Instructions for the task → What you return must be the full data, repeated verbatim, with no pictures in it.
┄┄┄┄┄┄
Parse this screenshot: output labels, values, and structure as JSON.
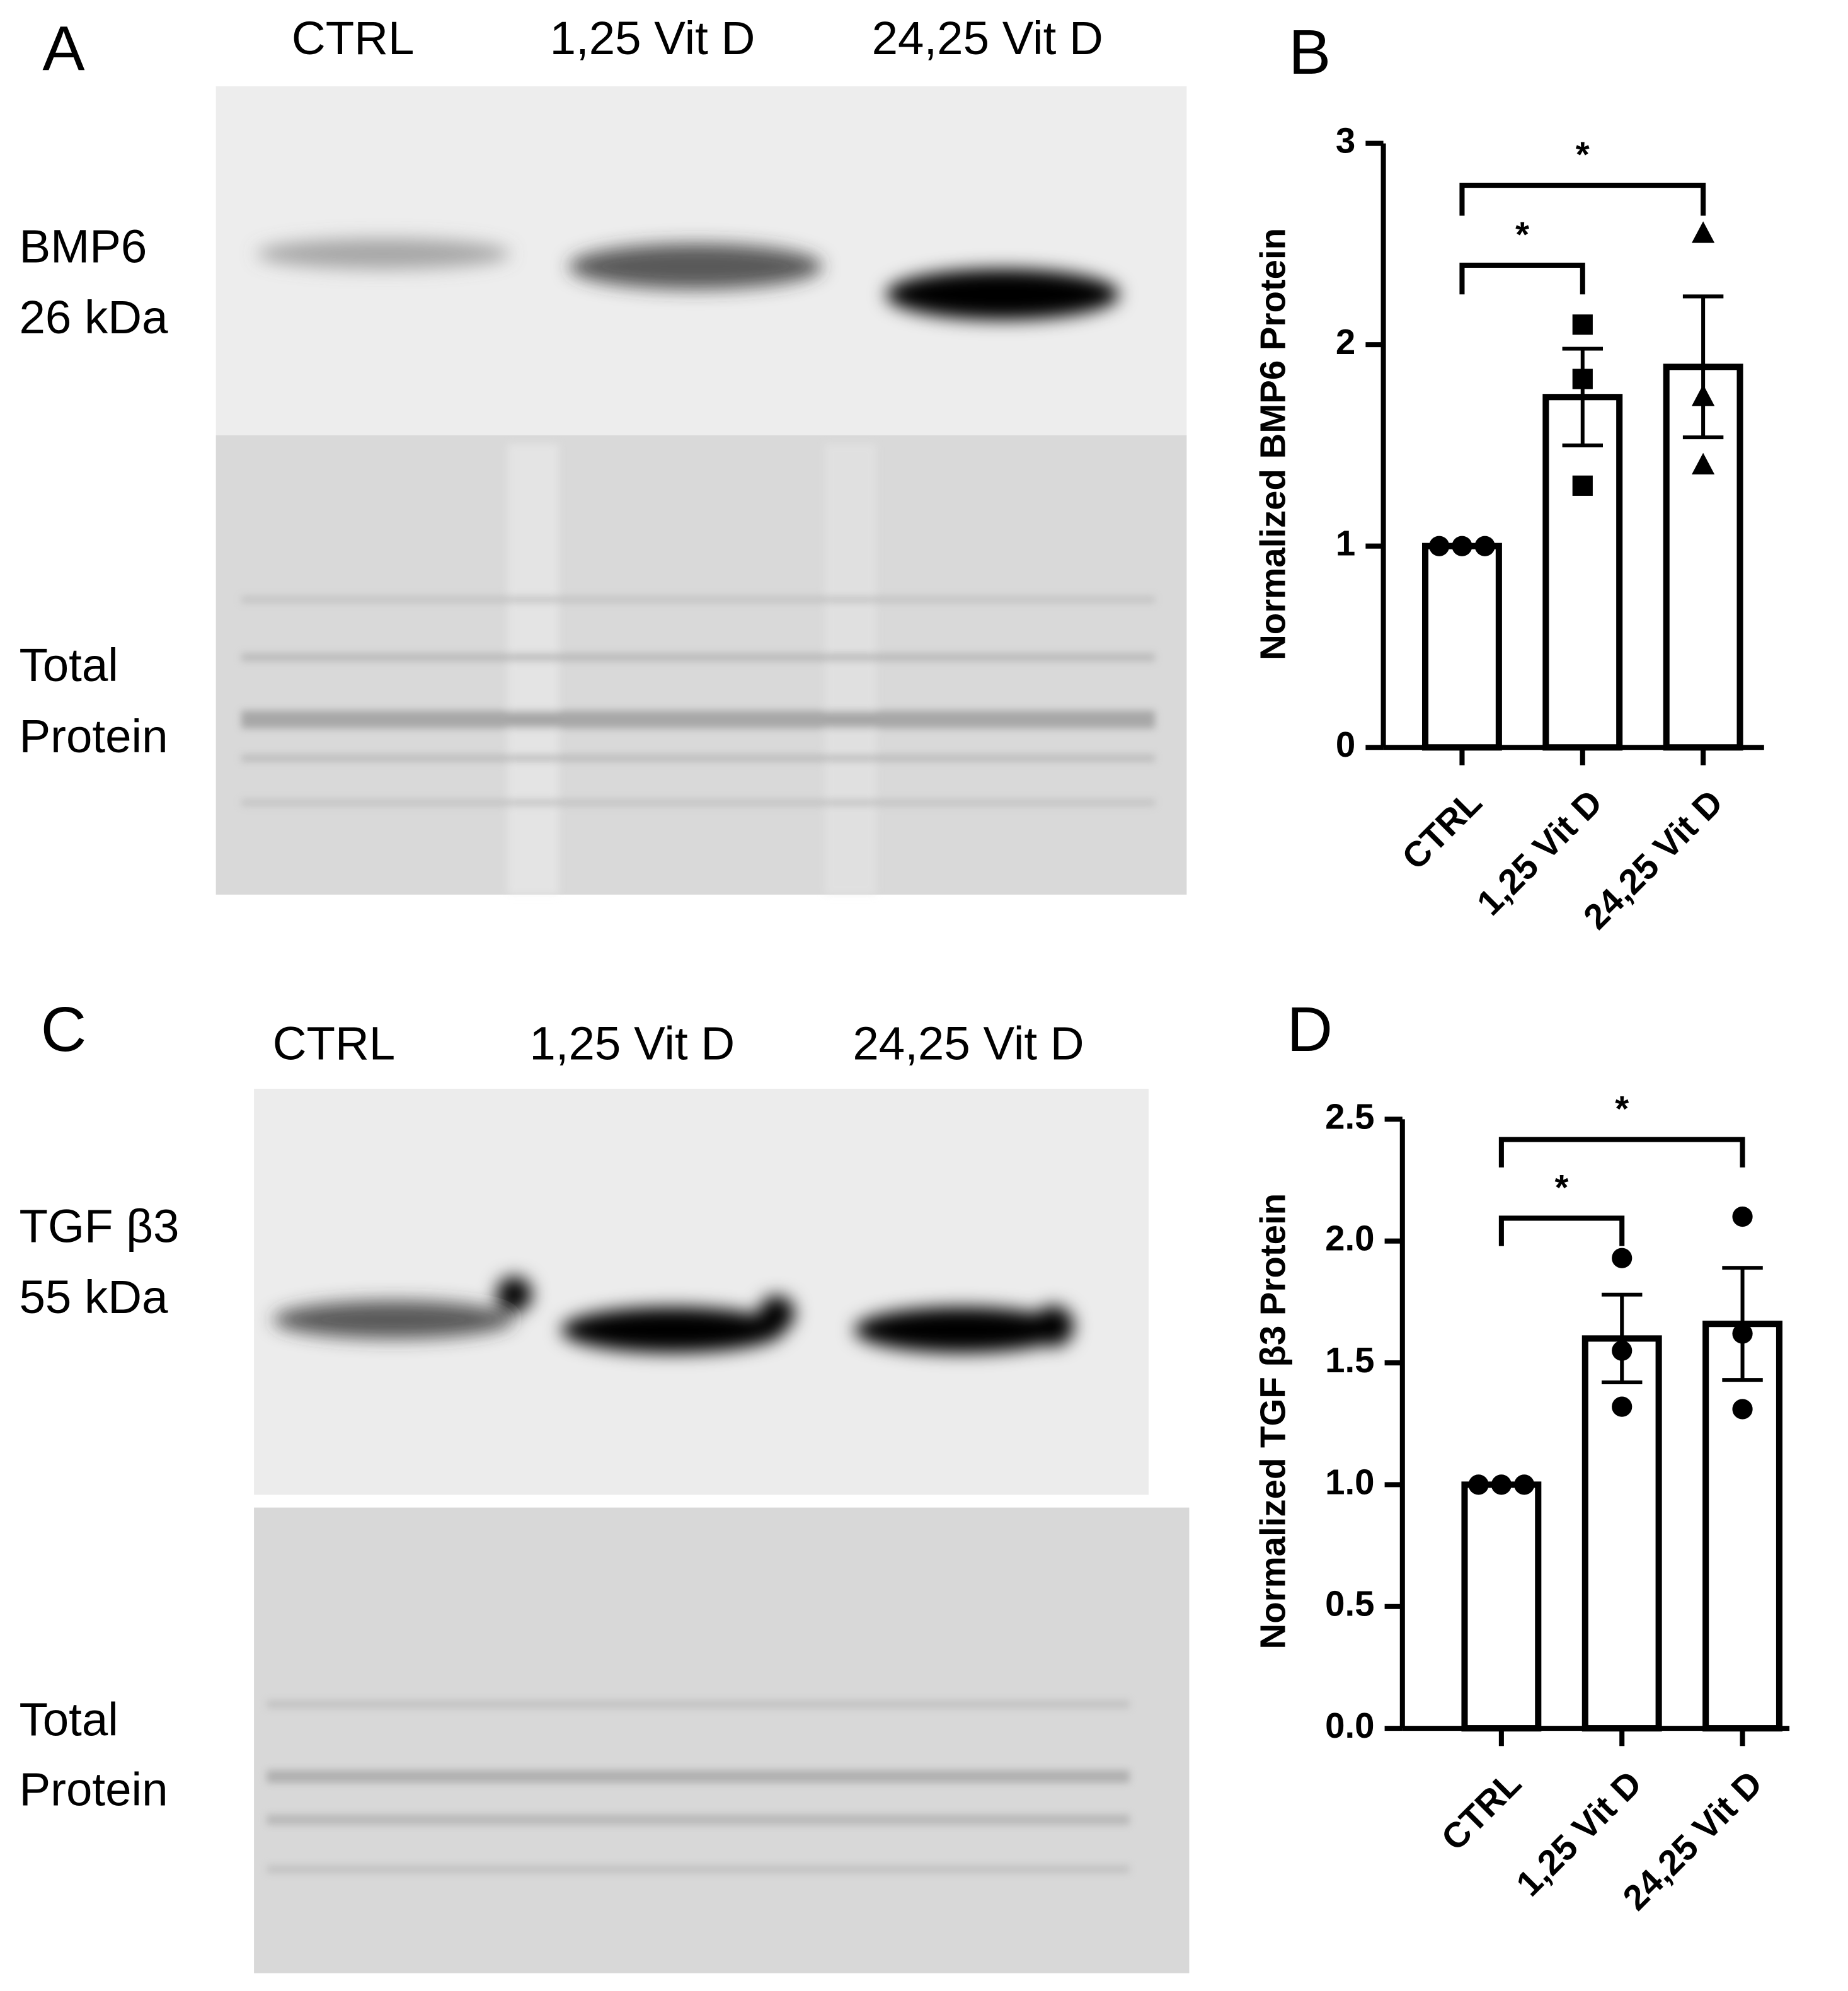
{
  "blots": [
    {
      "panel": "A",
      "lanes": [
        "CTRL",
        "1,25 Vit D",
        "24,25 Vit D"
      ],
      "rows": [
        [
          "BMP6",
          "26 kDa"
        ],
        [
          "Total",
          "Protein"
        ]
      ]
    },
    {
      "panel": "C",
      "lanes": [
        "CTRL",
        "1,25 Vit D",
        "24,25 Vit D"
      ],
      "rows": [
        [
          "TGF β3",
          "55 kDa"
        ],
        [
          "Total",
          "Protein"
        ]
      ]
    }
  ],
  "chart_data": [
    {
      "type": "bar",
      "panel": "B",
      "y_label": "Normalized BMP6 Protein",
      "categories": [
        "CTRL",
        "1,25 Vit D",
        "24,25 Vit D"
      ],
      "values": [
        1,
        1.74,
        1.89
      ],
      "errors": [
        0,
        0.24,
        0.35
      ],
      "points": [
        [
          1,
          1,
          1
        ],
        [
          2.1,
          1.83,
          1.3
        ],
        [
          2.55,
          1.74,
          1.4
        ]
      ],
      "markers": [
        "circle",
        "square",
        "triangle"
      ],
      "ylim": [
        0,
        3
      ],
      "yticks": [
        0,
        1,
        2,
        3
      ],
      "annotations": [
        "*",
        "*"
      ],
      "color": "#000000"
    },
    {
      "type": "bar",
      "panel": "D",
      "y_label": "Normalized TGF β3 Protein",
      "categories": [
        "CTRL",
        "1,25 Vit D",
        "24,25 Vit D"
      ],
      "values": [
        1,
        1.6,
        1.66
      ],
      "errors": [
        0,
        0.18,
        0.23
      ],
      "points": [
        [
          1,
          1,
          1
        ],
        [
          1.93,
          1.55,
          1.32
        ],
        [
          2.1,
          1.62,
          1.31
        ]
      ],
      "markers": [
        "circle",
        "circle",
        "circle"
      ],
      "ylim": [
        0,
        2.5
      ],
      "yticks": [
        {
          "value": 0,
          "label": "0.0"
        },
        0.5,
        {
          "value": 1,
          "label": "1.0"
        },
        1.5,
        {
          "value": 2,
          "label": "2.0"
        },
        2.5
      ],
      "annotations": [
        "*",
        "*"
      ],
      "color": "#000000"
    }
  ]
}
┄┄┄┄┄┄
Finished exercise →
Parse this screenshot: output labels, values, and structure as JSON.
{
  "blots": [
    {
      "panel": "A",
      "lanes": [
        "CTRL",
        "1,25 Vit D",
        "24,25 Vit D"
      ],
      "rows": [
        [
          "BMP6",
          "26 kDa"
        ],
        [
          "Total",
          "Protein"
        ]
      ]
    },
    {
      "panel": "C",
      "lanes": [
        "CTRL",
        "1,25 Vit D",
        "24,25 Vit D"
      ],
      "rows": [
        [
          "TGF β3",
          "55 kDa"
        ],
        [
          "Total",
          "Protein"
        ]
      ]
    }
  ],
  "chart_data": [
    {
      "type": "bar",
      "panel": "B",
      "y_label": "Normalized BMP6 Protein",
      "categories": [
        "CTRL",
        "1,25 Vit D",
        "24,25 Vit D"
      ],
      "values": [
        1,
        1.74,
        1.89
      ],
      "errors": [
        0,
        0.24,
        0.35
      ],
      "points": [
        [
          1,
          1,
          1
        ],
        [
          2.1,
          1.83,
          1.3
        ],
        [
          2.55,
          1.74,
          1.4
        ]
      ],
      "markers": [
        "circle",
        "square",
        "triangle"
      ],
      "ylim": [
        0,
        3
      ],
      "yticks": [
        0,
        1,
        2,
        3
      ],
      "annotations": [
        "*",
        "*"
      ],
      "color": "#000000"
    },
    {
      "type": "bar",
      "panel": "D",
      "y_label": "Normalized TGF β3 Protein",
      "categories": [
        "CTRL",
        "1,25 Vit D",
        "24,25 Vit D"
      ],
      "values": [
        1,
        1.6,
        1.66
      ],
      "errors": [
        0,
        0.18,
        0.23
      ],
      "points": [
        [
          1,
          1,
          1
        ],
        [
          1.93,
          1.55,
          1.32
        ],
        [
          2.1,
          1.62,
          1.31
        ]
      ],
      "markers": [
        "circle",
        "circle",
        "circle"
      ],
      "ylim": [
        0,
        2.5
      ],
      "yticks": [
        {
          "value": 0,
          "label": "0.0"
        },
        0.5,
        {
          "value": 1,
          "label": "1.0"
        },
        1.5,
        {
          "value": 2,
          "label": "2.0"
        },
        2.5
      ],
      "annotations": [
        "*",
        "*"
      ],
      "color": "#000000"
    }
  ]
}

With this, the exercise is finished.